## BEGIN

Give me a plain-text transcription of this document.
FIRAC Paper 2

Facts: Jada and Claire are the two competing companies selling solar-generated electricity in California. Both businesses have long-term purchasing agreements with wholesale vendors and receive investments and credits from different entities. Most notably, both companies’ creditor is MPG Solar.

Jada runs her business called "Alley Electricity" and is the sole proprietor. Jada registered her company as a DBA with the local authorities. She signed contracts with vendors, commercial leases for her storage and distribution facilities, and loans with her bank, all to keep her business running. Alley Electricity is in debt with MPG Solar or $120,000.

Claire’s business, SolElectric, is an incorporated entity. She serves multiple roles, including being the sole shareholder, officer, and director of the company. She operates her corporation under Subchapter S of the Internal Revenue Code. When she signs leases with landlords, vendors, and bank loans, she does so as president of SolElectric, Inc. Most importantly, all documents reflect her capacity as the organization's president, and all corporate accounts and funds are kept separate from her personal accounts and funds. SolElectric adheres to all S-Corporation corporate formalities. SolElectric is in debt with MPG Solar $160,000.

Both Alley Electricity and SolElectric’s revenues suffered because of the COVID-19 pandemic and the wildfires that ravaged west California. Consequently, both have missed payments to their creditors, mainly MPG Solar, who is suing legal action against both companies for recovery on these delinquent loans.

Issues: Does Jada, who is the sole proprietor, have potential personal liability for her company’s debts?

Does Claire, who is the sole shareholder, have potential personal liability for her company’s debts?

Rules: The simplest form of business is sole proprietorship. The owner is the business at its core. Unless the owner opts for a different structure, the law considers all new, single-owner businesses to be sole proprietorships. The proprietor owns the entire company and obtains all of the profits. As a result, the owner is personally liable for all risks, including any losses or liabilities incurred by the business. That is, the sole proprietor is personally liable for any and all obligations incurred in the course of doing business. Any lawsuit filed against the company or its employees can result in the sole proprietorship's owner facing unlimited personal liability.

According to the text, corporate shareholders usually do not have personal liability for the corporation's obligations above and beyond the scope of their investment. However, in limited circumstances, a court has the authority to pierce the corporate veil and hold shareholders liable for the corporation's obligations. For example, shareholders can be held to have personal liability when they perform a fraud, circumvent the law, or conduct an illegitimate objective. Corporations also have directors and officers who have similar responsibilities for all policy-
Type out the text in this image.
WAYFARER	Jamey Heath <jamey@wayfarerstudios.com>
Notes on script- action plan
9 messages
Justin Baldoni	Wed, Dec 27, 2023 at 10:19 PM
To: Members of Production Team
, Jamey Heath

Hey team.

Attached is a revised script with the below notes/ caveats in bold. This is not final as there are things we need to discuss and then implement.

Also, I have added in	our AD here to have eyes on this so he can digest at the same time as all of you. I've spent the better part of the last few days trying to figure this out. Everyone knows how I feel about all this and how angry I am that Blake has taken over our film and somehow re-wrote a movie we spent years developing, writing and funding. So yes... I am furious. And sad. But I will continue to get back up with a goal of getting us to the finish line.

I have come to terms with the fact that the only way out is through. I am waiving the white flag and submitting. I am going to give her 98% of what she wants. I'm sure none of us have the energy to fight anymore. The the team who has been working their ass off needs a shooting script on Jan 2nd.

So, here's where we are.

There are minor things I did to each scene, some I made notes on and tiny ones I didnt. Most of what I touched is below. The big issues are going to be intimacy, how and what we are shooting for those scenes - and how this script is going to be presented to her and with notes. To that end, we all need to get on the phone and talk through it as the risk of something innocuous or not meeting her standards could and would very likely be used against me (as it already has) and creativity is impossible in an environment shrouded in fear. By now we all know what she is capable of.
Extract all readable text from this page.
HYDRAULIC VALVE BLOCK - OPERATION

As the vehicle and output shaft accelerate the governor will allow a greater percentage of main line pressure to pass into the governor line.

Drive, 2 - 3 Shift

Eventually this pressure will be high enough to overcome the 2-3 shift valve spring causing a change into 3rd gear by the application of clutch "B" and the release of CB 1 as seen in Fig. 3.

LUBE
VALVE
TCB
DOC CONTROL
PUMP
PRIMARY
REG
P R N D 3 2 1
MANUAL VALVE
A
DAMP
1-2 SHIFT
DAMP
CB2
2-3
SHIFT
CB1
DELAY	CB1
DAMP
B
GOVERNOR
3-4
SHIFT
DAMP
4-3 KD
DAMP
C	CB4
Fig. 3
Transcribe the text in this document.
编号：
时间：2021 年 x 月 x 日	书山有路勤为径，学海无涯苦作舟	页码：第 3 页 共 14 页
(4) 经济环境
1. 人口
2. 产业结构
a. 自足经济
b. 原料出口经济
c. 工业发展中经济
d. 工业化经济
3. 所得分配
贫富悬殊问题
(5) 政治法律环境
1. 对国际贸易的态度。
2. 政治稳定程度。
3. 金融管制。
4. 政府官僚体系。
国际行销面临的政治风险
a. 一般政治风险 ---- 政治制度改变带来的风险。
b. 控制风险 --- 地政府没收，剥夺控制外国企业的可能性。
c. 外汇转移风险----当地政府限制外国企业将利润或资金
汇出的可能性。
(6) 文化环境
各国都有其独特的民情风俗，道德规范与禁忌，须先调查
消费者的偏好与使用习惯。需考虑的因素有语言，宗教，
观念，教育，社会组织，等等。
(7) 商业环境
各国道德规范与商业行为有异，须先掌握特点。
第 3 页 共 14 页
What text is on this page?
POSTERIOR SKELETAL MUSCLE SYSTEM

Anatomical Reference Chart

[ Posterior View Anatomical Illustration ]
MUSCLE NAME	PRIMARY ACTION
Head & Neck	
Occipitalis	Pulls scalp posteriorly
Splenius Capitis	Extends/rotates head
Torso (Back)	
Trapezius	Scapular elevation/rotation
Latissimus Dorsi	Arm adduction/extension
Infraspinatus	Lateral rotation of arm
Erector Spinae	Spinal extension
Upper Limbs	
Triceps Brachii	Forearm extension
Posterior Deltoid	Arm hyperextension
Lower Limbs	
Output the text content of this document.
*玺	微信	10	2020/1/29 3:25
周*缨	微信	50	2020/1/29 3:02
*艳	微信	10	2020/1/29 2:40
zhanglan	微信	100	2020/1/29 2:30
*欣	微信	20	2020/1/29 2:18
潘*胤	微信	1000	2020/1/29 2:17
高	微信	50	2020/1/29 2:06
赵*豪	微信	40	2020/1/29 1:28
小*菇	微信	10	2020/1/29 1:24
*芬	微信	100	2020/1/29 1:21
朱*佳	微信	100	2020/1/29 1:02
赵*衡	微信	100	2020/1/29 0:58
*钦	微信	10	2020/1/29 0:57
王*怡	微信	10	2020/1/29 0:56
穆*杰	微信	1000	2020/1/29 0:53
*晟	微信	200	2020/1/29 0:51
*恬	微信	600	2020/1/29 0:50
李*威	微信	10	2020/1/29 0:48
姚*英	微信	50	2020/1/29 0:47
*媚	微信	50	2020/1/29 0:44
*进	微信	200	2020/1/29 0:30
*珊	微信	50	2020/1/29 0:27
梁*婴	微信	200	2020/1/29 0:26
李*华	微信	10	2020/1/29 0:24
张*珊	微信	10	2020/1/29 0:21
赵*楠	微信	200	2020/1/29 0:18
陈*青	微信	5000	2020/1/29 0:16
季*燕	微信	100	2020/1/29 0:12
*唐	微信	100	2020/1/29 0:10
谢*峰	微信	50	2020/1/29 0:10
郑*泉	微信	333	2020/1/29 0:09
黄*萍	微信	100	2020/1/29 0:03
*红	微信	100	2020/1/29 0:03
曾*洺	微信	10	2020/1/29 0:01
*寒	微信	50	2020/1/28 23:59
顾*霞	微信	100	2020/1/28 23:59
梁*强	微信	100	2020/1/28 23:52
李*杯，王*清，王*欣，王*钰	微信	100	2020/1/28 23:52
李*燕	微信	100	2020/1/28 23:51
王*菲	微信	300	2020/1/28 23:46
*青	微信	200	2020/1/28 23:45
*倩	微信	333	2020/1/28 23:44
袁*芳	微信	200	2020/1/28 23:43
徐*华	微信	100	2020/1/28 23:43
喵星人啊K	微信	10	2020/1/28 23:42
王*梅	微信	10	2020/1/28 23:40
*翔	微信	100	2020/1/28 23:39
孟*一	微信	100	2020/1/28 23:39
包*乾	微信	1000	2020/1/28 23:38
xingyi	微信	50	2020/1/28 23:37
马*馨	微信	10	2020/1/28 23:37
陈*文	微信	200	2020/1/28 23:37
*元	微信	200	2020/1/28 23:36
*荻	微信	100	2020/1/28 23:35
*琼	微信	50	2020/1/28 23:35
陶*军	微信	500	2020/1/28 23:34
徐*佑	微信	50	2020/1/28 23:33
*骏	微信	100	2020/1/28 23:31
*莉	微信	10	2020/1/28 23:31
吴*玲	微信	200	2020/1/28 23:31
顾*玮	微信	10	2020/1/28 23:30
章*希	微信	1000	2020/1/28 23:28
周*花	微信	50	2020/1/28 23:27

## END

*GOAL OF THE EXERCISE*
Scan the lines for the string "MUSCLE". Pick out every line that has it.

*WORKED ANSWER*
POSTERIOR SKELETAL MUSCLE SYSTEM
MUSCLE NAME	PRIMARY ACTION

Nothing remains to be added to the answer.